Aim
Locate the lines that hold the string "Jump". Copy every such line.

Record extracts
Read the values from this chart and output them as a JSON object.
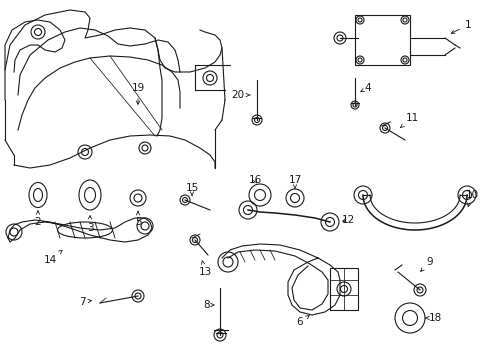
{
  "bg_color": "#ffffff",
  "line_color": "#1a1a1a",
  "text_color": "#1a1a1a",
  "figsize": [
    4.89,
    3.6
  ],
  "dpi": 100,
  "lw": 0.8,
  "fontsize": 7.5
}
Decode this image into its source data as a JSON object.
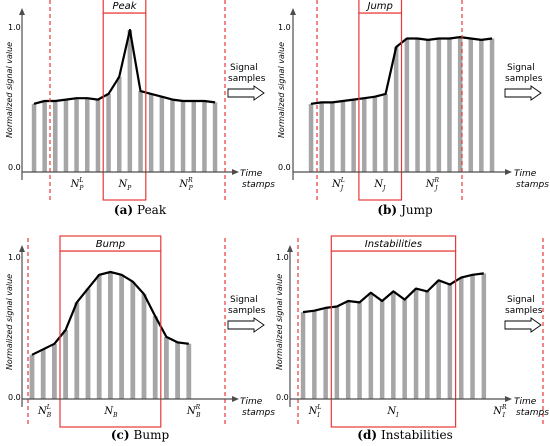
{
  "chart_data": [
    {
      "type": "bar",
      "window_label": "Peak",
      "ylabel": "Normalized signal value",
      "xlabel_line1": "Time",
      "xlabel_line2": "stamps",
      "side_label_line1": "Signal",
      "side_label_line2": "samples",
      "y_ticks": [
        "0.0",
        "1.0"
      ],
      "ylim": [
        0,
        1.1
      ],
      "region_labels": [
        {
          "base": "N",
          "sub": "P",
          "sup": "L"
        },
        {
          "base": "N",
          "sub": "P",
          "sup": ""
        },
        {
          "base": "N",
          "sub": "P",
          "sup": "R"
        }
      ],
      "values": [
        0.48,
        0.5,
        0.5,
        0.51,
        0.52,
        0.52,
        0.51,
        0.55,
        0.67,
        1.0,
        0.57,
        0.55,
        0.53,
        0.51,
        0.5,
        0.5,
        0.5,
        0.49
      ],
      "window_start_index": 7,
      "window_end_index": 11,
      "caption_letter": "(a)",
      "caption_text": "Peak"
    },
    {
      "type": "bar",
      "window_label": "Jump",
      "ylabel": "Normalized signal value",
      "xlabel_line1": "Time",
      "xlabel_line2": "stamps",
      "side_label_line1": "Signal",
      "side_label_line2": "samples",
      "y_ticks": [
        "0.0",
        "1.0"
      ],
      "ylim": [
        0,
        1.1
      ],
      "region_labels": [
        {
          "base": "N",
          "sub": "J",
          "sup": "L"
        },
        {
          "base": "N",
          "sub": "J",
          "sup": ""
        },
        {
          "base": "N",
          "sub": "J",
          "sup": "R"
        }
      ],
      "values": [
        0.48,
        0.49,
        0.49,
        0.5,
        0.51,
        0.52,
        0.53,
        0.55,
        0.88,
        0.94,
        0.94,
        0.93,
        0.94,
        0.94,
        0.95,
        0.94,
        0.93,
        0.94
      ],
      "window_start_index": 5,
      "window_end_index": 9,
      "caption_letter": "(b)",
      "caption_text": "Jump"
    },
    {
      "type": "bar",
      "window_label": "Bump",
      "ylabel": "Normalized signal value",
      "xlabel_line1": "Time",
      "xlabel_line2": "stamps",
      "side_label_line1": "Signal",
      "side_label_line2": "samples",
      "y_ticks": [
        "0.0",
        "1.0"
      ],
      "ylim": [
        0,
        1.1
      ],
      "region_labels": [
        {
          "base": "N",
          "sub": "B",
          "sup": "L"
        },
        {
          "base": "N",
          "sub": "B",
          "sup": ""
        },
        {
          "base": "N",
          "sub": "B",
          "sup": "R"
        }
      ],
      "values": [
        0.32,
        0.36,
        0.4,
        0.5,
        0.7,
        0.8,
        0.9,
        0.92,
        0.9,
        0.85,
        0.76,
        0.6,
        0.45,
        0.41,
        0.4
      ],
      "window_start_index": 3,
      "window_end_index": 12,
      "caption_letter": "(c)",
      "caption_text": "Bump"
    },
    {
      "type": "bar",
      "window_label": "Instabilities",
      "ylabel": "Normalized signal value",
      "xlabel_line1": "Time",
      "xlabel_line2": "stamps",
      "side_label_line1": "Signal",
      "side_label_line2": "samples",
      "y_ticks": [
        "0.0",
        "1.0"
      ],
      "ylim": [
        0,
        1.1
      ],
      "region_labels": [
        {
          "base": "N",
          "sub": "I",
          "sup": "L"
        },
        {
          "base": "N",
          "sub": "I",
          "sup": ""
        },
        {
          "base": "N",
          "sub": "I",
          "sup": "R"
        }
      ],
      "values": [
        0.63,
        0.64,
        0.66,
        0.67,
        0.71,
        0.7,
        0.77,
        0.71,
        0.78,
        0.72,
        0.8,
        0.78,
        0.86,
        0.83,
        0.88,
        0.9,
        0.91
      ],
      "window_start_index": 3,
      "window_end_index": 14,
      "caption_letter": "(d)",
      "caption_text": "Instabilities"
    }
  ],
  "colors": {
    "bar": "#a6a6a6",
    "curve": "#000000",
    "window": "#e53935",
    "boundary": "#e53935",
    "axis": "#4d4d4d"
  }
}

Answer to the exercise
      "window_label": "Jump",
      "caption_text": "Jump"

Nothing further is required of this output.